EXERCISE DETAILS: From the entries below, copy every line that holds the word "τους".

INFORMATION PROVIDED:
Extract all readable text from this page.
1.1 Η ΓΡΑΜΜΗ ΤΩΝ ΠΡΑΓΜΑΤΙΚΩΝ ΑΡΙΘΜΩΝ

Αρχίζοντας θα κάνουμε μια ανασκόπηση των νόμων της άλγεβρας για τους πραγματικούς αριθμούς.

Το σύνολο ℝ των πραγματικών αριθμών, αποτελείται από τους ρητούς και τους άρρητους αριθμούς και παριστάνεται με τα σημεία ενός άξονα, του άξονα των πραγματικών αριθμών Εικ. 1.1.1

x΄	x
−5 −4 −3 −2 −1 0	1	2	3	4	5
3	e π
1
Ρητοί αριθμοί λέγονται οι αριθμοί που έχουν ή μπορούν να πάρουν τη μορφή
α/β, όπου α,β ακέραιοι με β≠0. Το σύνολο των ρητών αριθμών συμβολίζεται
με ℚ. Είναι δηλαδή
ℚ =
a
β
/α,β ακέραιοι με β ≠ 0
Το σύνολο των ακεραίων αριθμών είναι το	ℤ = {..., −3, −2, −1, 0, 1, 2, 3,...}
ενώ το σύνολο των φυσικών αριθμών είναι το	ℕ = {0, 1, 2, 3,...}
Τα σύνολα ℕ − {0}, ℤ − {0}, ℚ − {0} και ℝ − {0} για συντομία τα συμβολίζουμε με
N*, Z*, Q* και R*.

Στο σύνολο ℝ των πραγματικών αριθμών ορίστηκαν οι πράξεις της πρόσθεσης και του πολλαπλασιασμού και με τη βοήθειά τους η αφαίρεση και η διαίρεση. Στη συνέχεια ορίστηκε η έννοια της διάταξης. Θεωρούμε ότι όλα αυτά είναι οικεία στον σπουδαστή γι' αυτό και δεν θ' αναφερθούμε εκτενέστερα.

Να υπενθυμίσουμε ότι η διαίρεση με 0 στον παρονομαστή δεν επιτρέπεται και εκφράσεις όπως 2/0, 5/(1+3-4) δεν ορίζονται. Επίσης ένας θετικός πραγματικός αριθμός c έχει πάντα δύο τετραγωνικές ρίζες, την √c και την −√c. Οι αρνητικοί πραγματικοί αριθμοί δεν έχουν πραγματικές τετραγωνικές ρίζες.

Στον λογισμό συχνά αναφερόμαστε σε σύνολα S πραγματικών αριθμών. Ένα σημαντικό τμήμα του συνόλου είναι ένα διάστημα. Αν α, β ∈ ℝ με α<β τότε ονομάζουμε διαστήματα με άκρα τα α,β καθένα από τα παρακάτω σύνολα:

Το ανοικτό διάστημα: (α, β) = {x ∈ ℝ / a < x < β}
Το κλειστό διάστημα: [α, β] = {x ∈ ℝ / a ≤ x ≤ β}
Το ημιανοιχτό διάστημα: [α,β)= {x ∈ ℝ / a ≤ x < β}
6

EXERCISE OUTPUT:
Αρχίζοντας θα κάνουμε μια ανασκόπηση των νόμων της άλγεβρας για τους πραγματικούς αριθμούς.
Το σύνολο ℝ των πραγματικών αριθμών, αποτελείται από τους ρητούς και τους άρρητους αριθμούς και παριστάνεται με τα σημεία ενός άξονα, του άξονα των πραγματικών αριθμών Εικ. 1.1.1
Στο σύνολο ℝ των πραγματικών αριθμών ορίστηκαν οι πράξεις της πρόσθεσης και του πολλαπλασιασμού και με τη βοήθειά τους η αφαίρεση και η διαίρεση. Στη συνέχεια ορίστηκε η έννοια της διάταξης. Θεωρούμε ότι όλα αυτά είναι οικεία στον σπουδαστή γι' αυτό και δεν θ' αναφερθούμε εκτενέστερα.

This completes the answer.